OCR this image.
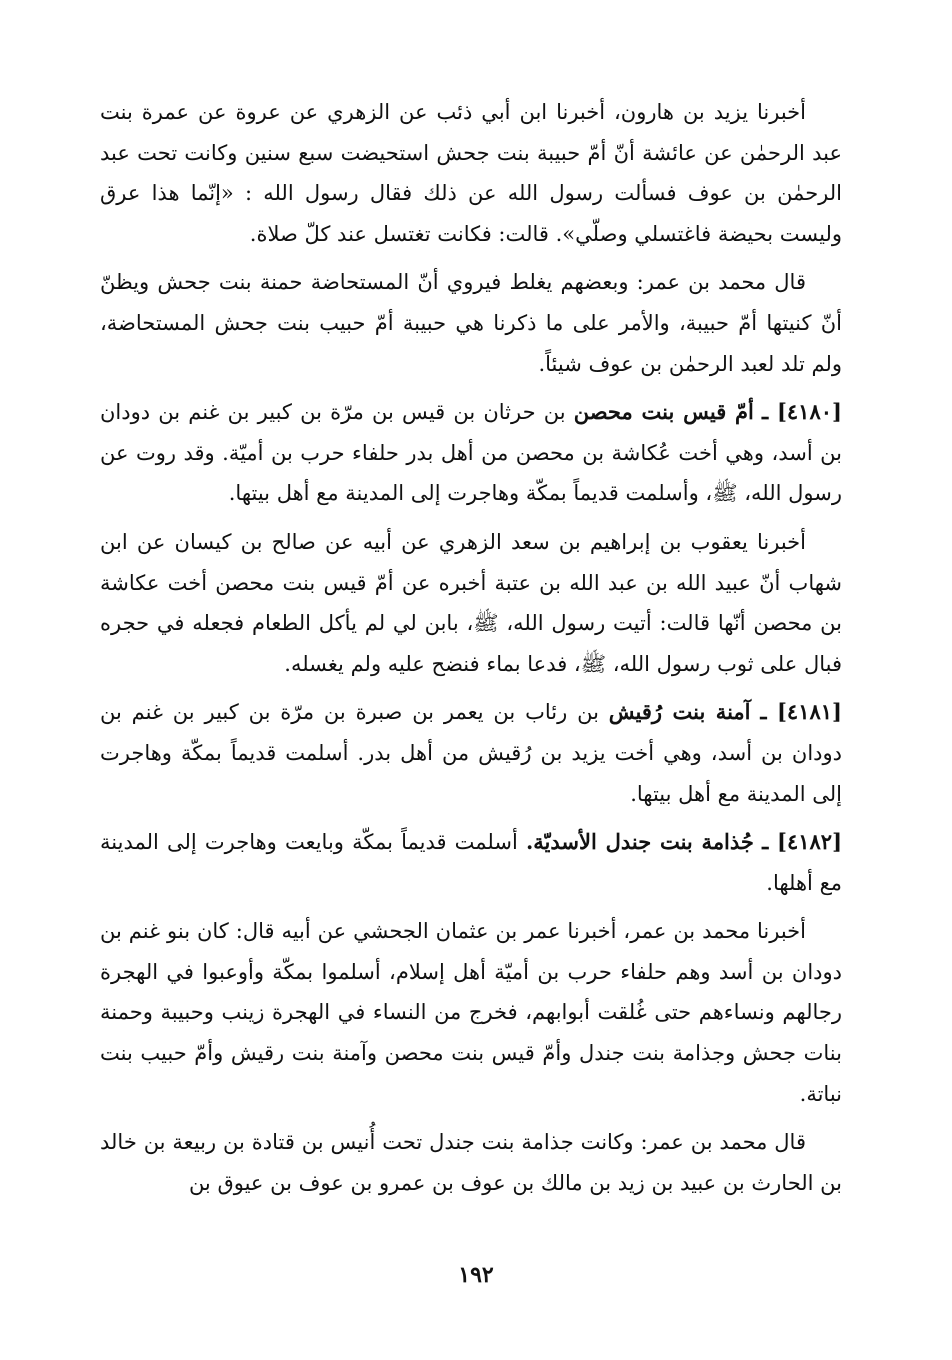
أخبرنا يزيد بن هارون، أخبرنا ابن أبي ذئب عن الزهري عن عروة عن عمرة بنت عبد الرحمٰن عن عائشة أنّ أمّ حبيبة بنت جحش استحيضت سبع سنين وكانت تحت عبد الرحمٰن بن عوف فسألت رسول الله عن ذلك فقال رسول الله : «إنّما هذا عرق وليست بحيضة فاغتسلي وصلّي». قالت: فكانت تغتسل عند كلّ صلاة.

قال محمد بن عمر: وبعضهم يغلط فيروي أنّ المستحاضة حمنة بنت جحش ويظنّ أنّ كنيتها أمّ حبيبة، والأمر على ما ذكرنا هي حبيبة أمّ حبيب بنت جحش المستحاضة، ولم تلد لعبد الرحمٰن بن عوف شيئاً.

[٤١٨٠] ـ أمّ قيس بنت محصن بن حرثان بن قيس بن مرّة بن كبير بن غنم بن دودان بن أسد، وهي أخت عُكاشة بن محصن من أهل بدر حلفاء حرب بن أميّة. وقد روت عن رسول الله، ﷺ، وأسلمت قديماً بمكّة وهاجرت إلى المدينة مع أهل بيتها.

أخبرنا يعقوب بن إبراهيم بن سعد الزهري عن أبيه عن صالح بن كيسان عن ابن شهاب أنّ عبيد الله بن عبد الله بن عتبة أخبره عن أمّ قيس بنت محصن أخت عكاشة بن محصن أنّها قالت: أتيت رسول الله، ﷺ، بابن لي لم يأكل الطعام فجعله في حجره فبال على ثوب رسول الله، ﷺ، فدعا بماء فنضح عليه ولم يغسله.

[٤١٨١] ـ آمنة بنت رُقيش بن رئاب بن يعمر بن صبرة بن مرّة بن كبير بن غنم بن دودان بن أسد، وهي أخت يزيد بن رُقيش من أهل بدر. أسلمت قديماً بمكّة وهاجرت إلى المدينة مع أهل بيتها.

[٤١٨٢] ـ جُذامة بنت جندل الأسديّة. أسلمت قديماً بمكّة وبايعت وهاجرت إلى المدينة مع أهلها.

أخبرنا محمد بن عمر، أخبرنا عمر بن عثمان الجحشي عن أبيه قال: كان بنو غنم بن دودان بن أسد وهم حلفاء حرب بن أميّة أهل إسلام، أسلموا بمكّة وأوعبوا في الهجرة رجالهم ونساءهم حتى غُلقت أبوابهم، فخرج من النساء في الهجرة زينب وحبيبة وحمنة بنات جحش وجذامة بنت جندل وأمّ قيس بنت محصن وآمنة بنت رقيش وأمّ حبيب بنت نباتة.

قال محمد بن عمر: وكانت جذامة بنت جندل تحت أُنيس بن قتادة بن ربيعة بن خالد بن الحارث بن عبيد بن زيد بن مالك بن عوف بن عمرو بن عوف بن عيوق بن

١٩٢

+++++

● WRITTEN PROBLEM
The records above must be echoed exactly, minus their pictures.

● THE COMPLETED TASK
OCR this image.
أخبرنا يزيد بن هارون، أخبرنا ابن أبي ذئب عن الزهري عن عروة عن عمرة بنت عبد الرحمٰن عن عائشة أنّ أمّ حبيبة بنت جحش استحيضت سبع سنين وكانت تحت عبد الرحمٰن بن عوف فسألت رسول الله عن ذلك فقال رسول الله : «إنّما هذا عرق وليست بحيضة فاغتسلي وصلّي». قالت: فكانت تغتسل عند كلّ صلاة.

قال محمد بن عمر: وبعضهم يغلط فيروي أنّ المستحاضة حمنة بنت جحش ويظنّ أنّ كنيتها أمّ حبيبة، والأمر على ما ذكرنا هي حبيبة أمّ حبيب بنت جحش المستحاضة، ولم تلد لعبد الرحمٰن بن عوف شيئاً.

[٤١٨٠] ـ أمّ قيس بنت محصن بن حرثان بن قيس بن مرّة بن كبير بن غنم بن دودان بن أسد، وهي أخت عُكاشة بن محصن من أهل بدر حلفاء حرب بن أميّة. وقد روت عن رسول الله، ﷺ، وأسلمت قديماً بمكّة وهاجرت إلى المدينة مع أهل بيتها.

أخبرنا يعقوب بن إبراهيم بن سعد الزهري عن أبيه عن صالح بن كيسان عن ابن شهاب أنّ عبيد الله بن عبد الله بن عتبة أخبره عن أمّ قيس بنت محصن أخت عكاشة بن محصن أنّها قالت: أتيت رسول الله، ﷺ، بابن لي لم يأكل الطعام فجعله في حجره فبال على ثوب رسول الله، ﷺ، فدعا بماء فنضح عليه ولم يغسله.

[٤١٨١] ـ آمنة بنت رُقيش بن رئاب بن يعمر بن صبرة بن مرّة بن كبير بن غنم بن دودان بن أسد، وهي أخت يزيد بن رُقيش من أهل بدر. أسلمت قديماً بمكّة وهاجرت إلى المدينة مع أهل بيتها.

[٤١٨٢] ـ جُذامة بنت جندل الأسديّة. أسلمت قديماً بمكّة وبايعت وهاجرت إلى المدينة مع أهلها.

أخبرنا محمد بن عمر، أخبرنا عمر بن عثمان الجحشي عن أبيه قال: كان بنو غنم بن دودان بن أسد وهم حلفاء حرب بن أميّة أهل إسلام، أسلموا بمكّة وأوعبوا في الهجرة رجالهم ونساءهم حتى غُلقت أبوابهم، فخرج من النساء في الهجرة زينب وحبيبة وحمنة بنات جحش وجذامة بنت جندل وأمّ قيس بنت محصن وآمنة بنت رقيش وأمّ حبيب بنت نباتة.

قال محمد بن عمر: وكانت جذامة بنت جندل تحت أُنيس بن قتادة بن ربيعة بن خالد بن الحارث بن عبيد بن زيد بن مالك بن عوف بن عمرو بن عوف بن عيوق بن

١٩٢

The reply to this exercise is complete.